> _WHAT TO DO_
Would you set down every entry shown below, precisely as written?

> _RECORDS SHOWN_
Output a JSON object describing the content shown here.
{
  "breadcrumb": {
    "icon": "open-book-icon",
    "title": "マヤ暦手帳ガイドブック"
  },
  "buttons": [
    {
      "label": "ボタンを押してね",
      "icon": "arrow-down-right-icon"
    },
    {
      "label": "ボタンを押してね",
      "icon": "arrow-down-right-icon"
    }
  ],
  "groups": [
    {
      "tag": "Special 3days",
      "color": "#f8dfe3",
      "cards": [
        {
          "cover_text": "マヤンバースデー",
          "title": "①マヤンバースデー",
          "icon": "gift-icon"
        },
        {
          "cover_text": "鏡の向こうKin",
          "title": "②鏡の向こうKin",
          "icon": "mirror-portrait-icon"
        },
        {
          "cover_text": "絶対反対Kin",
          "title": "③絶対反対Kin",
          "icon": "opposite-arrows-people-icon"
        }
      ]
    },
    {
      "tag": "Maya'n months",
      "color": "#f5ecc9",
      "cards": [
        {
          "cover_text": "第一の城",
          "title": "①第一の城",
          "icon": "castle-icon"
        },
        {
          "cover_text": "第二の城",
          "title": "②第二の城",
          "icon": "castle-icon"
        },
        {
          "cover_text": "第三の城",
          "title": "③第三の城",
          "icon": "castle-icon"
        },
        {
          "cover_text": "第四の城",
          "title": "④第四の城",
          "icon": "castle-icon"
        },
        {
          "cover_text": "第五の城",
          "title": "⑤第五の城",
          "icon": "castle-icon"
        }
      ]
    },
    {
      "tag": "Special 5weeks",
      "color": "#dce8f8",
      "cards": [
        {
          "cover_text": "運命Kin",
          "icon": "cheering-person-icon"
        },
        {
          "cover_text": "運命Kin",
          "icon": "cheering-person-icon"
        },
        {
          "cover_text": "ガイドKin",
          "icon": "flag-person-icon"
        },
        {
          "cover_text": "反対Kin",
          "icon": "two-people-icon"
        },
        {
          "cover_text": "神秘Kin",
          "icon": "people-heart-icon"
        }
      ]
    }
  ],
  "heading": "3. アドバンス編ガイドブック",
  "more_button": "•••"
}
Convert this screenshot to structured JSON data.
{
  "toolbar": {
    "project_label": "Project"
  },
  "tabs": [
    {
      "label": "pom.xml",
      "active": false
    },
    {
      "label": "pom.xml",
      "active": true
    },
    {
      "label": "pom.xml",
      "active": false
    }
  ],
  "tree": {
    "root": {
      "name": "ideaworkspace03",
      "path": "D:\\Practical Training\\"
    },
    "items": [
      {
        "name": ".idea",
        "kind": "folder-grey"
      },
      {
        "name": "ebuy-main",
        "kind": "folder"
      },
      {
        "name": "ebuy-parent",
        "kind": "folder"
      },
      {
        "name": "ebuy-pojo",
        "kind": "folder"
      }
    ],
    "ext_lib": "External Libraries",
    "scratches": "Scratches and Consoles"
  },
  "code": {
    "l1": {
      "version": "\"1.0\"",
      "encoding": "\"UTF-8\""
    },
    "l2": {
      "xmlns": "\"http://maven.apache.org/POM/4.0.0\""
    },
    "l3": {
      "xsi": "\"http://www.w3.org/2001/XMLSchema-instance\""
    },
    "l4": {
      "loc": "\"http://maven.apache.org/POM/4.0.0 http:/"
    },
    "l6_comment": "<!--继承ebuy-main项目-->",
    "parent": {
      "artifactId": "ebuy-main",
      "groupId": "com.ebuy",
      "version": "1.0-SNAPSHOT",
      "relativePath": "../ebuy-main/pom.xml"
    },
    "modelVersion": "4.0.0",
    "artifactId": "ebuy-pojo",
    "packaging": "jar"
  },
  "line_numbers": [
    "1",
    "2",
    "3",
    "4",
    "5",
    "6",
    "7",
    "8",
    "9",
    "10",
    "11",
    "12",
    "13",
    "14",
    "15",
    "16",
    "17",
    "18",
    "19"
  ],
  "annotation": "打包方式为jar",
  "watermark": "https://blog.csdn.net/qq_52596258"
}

> _EXPECTED OUTPUT_
Output a JSON object describing the content shown here.
{
  "breadcrumb": {
    "icon": "open-book-icon",
    "title": "マヤ暦手帳ガイドブック"
  },
  "buttons": [
    {
      "label": "ボタンを押してね",
      "icon": "arrow-down-right-icon"
    },
    {
      "label": "ボタンを押してね",
      "icon": "arrow-down-right-icon"
    }
  ],
  "groups": [
    {
      "tag": "Special 3days",
      "color": "#f8dfe3",
      "cards": [
        {
          "cover_text": "マヤンバースデー",
          "title": "①マヤンバースデー",
          "icon": "gift-icon"
        },
        {
          "cover_text": "鏡の向こうKin",
          "title": "②鏡の向こうKin",
          "icon": "mirror-portrait-icon"
        },
        {
          "cover_text": "絶対反対Kin",
          "title": "③絶対反対Kin",
          "icon": "opposite-arrows-people-icon"
        }
      ]
    },
    {
      "tag": "Maya'n months",
      "color": "#f5ecc9",
      "cards": [
        {
          "cover_text": "第一の城",
          "title": "①第一の城",
          "icon": "castle-icon"
        },
        {
          "cover_text": "第二の城",
          "title": "②第二の城",
          "icon": "castle-icon"
        },
        {
          "cover_text": "第三の城",
          "title": "③第三の城",
          "icon": "castle-icon"
        },
        {
          "cover_text": "第四の城",
          "title": "④第四の城",
          "icon": "castle-icon"
        },
        {
          "cover_text": "第五の城",
          "title": "⑤第五の城",
          "icon": "castle-icon"
        }
      ]
    },
    {
      "tag": "Special 5weeks",
      "color": "#dce8f8",
      "cards": [
        {
          "cover_text": "運命Kin",
          "icon": "cheering-person-icon"
        },
        {
          "cover_text": "運命Kin",
          "icon": "cheering-person-icon"
        },
        {
          "cover_text": "ガイドKin",
          "icon": "flag-person-icon"
        },
        {
          "cover_text": "反対Kin",
          "icon": "two-people-icon"
        },
        {
          "cover_text": "神秘Kin",
          "icon": "people-heart-icon"
        }
      ]
    }
  ],
  "heading": "3. アドバンス編ガイドブック",
  "more_button": "•••"
}
Convert this screenshot to structured JSON data.
{
  "toolbar": {
    "project_label": "Project"
  },
  "tabs": [
    {
      "label": "pom.xml",
      "active": false
    },
    {
      "label": "pom.xml",
      "active": true
    },
    {
      "label": "pom.xml",
      "active": false
    }
  ],
  "tree": {
    "root": {
      "name": "ideaworkspace03",
      "path": "D:\\Practical Training\\"
    },
    "items": [
      {
        "name": ".idea",
        "kind": "folder-grey"
      },
      {
        "name": "ebuy-main",
        "kind": "folder"
      },
      {
        "name": "ebuy-parent",
        "kind": "folder"
      },
      {
        "name": "ebuy-pojo",
        "kind": "folder"
      }
    ],
    "ext_lib": "External Libraries",
    "scratches": "Scratches and Consoles"
  },
  "code": {
    "l1": {
      "version": "\"1.0\"",
      "encoding": "\"UTF-8\""
    },
    "l2": {
      "xmlns": "\"http://maven.apache.org/POM/4.0.0\""
    },
    "l3": {
      "xsi": "\"http://www.w3.org/2001/XMLSchema-instance\""
    },
    "l4": {
      "loc": "\"http://maven.apache.org/POM/4.0.0 http:/"
    },
    "l6_comment": "<!--继承ebuy-main项目-->",
    "parent": {
      "artifactId": "ebuy-main",
      "groupId": "com.ebuy",
      "version": "1.0-SNAPSHOT",
      "relativePath": "../ebuy-main/pom.xml"
    },
    "modelVersion": "4.0.0",
    "artifactId": "ebuy-pojo",
    "packaging": "jar"
  },
  "line_numbers": [
    "1",
    "2",
    "3",
    "4",
    "5",
    "6",
    "7",
    "8",
    "9",
    "10",
    "11",
    "12",
    "13",
    "14",
    "15",
    "16",
    "17",
    "18",
    "19"
  ],
  "annotation": "打包方式为jar",
  "watermark": "https://blog.csdn.net/qq_52596258"
}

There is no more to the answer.